Select all lines in the records that include "name".

Provided records: Begin

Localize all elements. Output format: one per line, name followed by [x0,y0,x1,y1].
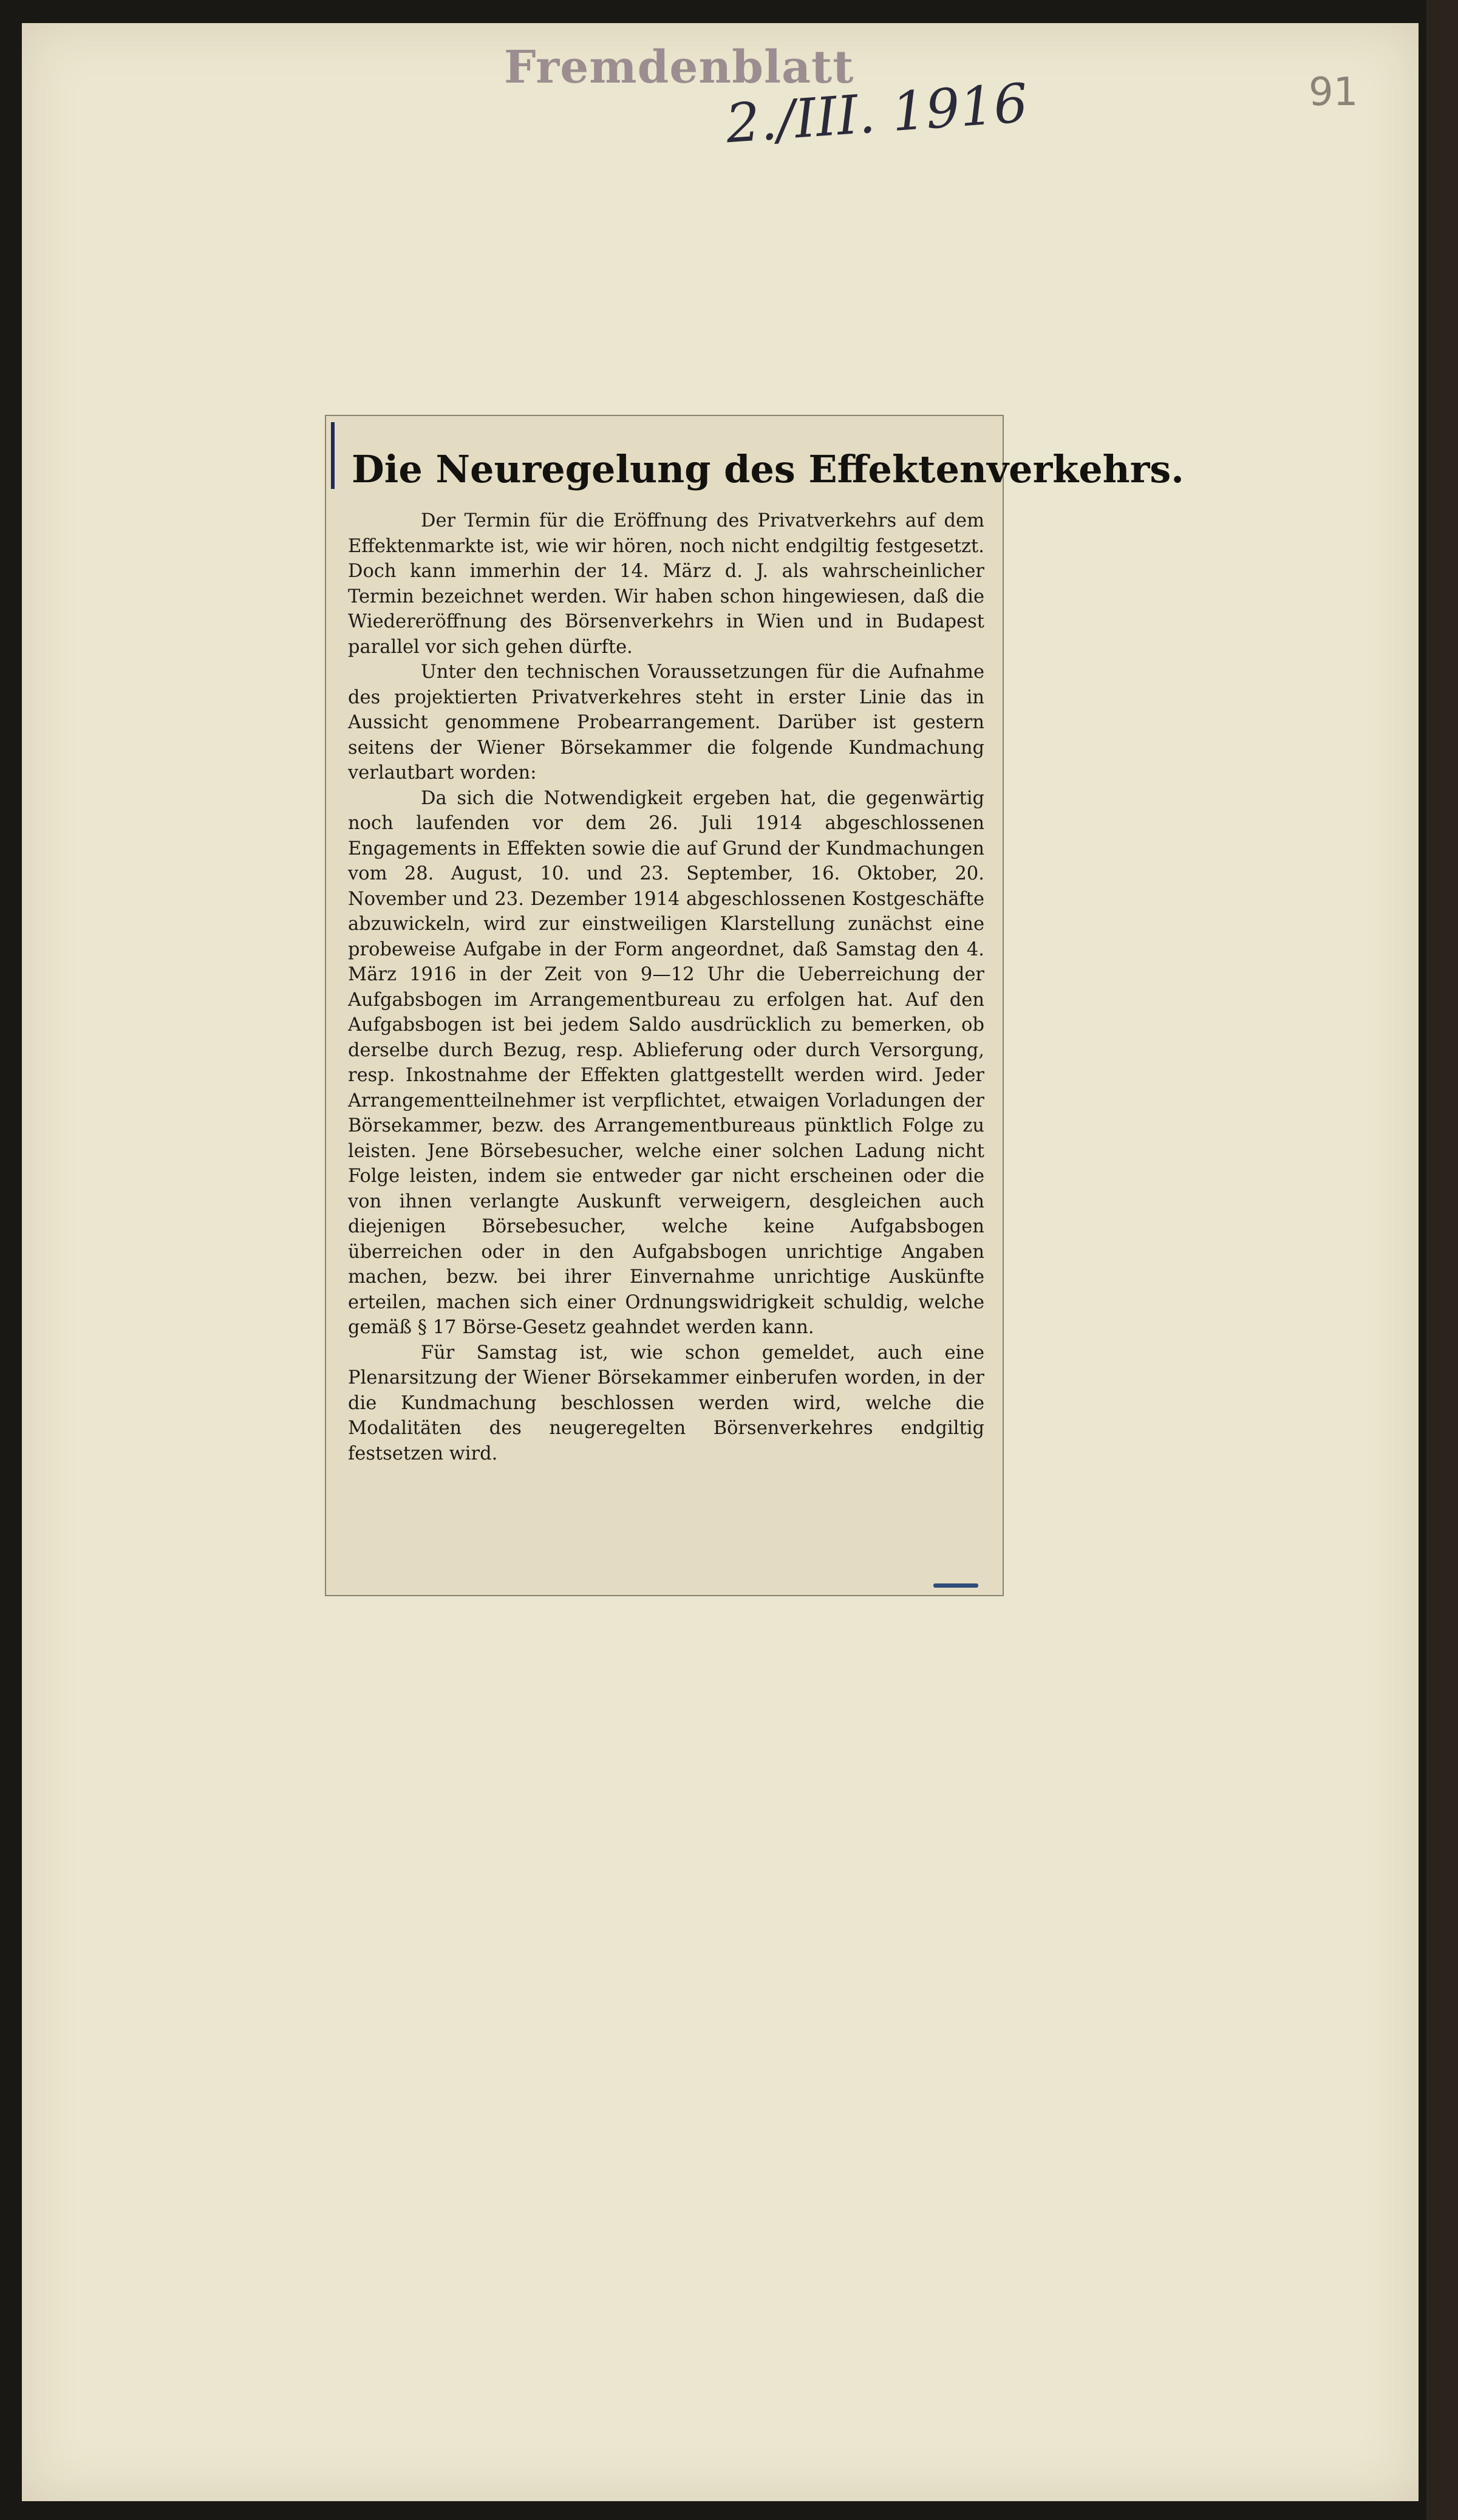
article-paragraph: Der Termin für die Eröffnung des Privatverkehrs auf dem Effektenmarkte ist, wie wir hören, noch nicht endgiltig festgesetzt. Doch kann immerhin der 14. März d. J. als wahrscheinlicher Termin bezeichnet werden. Wir haben schon hingewiesen, daß die Wiedereröffnung des Börsenverkehrs in Wien und in Budapest parallel vor sich gehen dürfte. [348,510,984,658]
article-paragraph: Da sich die Notwendigkeit ergeben hat, die gegenwärtig noch laufenden vor dem 26. Juli 1914 abgeschlossenen Engagements in Effekten sowie die auf Grund der Kundmachungen vom 28. August, 10. und 23. September, 16. Oktober, 20. November und 23. Dezember 1914 abgeschlossenen Kostgeschäfte abzuwickeln, wird zur einstweiligen Klarstellung zunächst eine probeweise Aufgabe in der Form angeordnet, daß Samstag den 4. März 1916 in der Zeit von 9—12 Uhr die Ueberreichung der Aufgabsbogen im Arrangementbureau zu erfolgen hat. Auf den Aufgabsbogen ist bei jedem Saldo ausdrücklich zu bemerken, ob derselbe durch Bezug, resp. Ablieferung oder durch Versorgung, resp. Inkostnahme der Effekten glattgestellt werden wird. Jeder Arrangementteilnehmer ist verpflichtet, etwaigen Vorladungen der Börsekammer, bezw. des Arrangementbureaus pünktlich Folge zu leisten. Jene Börsebesucher, welche einer solchen Ladung nicht Folge leisten, indem sie entweder gar nicht erscheinen oder die von ihnen verlangte Auskunft verweigern, desgleichen auch diejenigen Börsebesucher, welche keine Aufgabsbogen überreichen oder in den Aufgabsbogen unrichtige Angaben machen, bezw. bei ihrer Einvernahme unrichtige Auskünfte erteilen, machen sich einer Ordnungswidrigkeit schuldig, welche gemäß § 17 Börse-Gesetz geahndet werden kann. [348,787,984,1338]
newspaper-clipping [325,415,1184,1596]
article-headline: Die Neuregelung des Effektenverkehrs. [352,447,1184,491]
handwritten-page-number: 91 [1309,70,1358,115]
article-end-mark [933,1583,978,1588]
clipping-margin-mark [331,422,335,489]
scan-background-edge [1426,0,1458,2520]
article-paragraph: Für Samstag ist, wie schon gemeldet, auch eine Plenarsitzung der Wiener Börsekammer einberufen worden, in der die Kundmachung beschlossen werden wird, welche die Modalitäten des neugeregelten Börsenverkehres endgiltig festsetzen wird. [348,1342,984,1464]
handwritten-date: 2./III. 1916 [724,71,1030,155]
newspaper-source-stamp: Fremdenblatt [504,41,854,94]
article-paragraph: Unter den technischen Voraussetzungen für die Aufnahme des projektierten Privatverkehres steht in erster Linie das in Aussicht genommene Probearrangement. Darüber ist gestern seitens der Wiener Börsekammer die folgende Kundmachung verlautbart worden: [348,661,984,784]
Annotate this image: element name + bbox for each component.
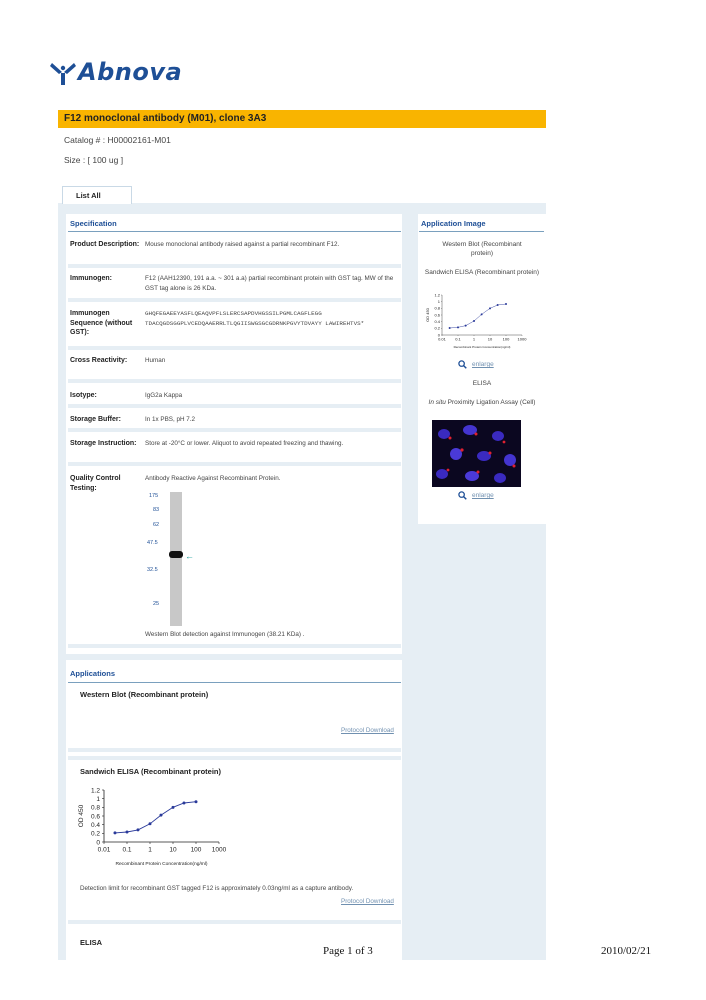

Provided records: End

### Your response
Localize all elements. Output format: one per line, name followed by [x0,y0,x1,y1].
Annotate this image: element name + bbox for each component.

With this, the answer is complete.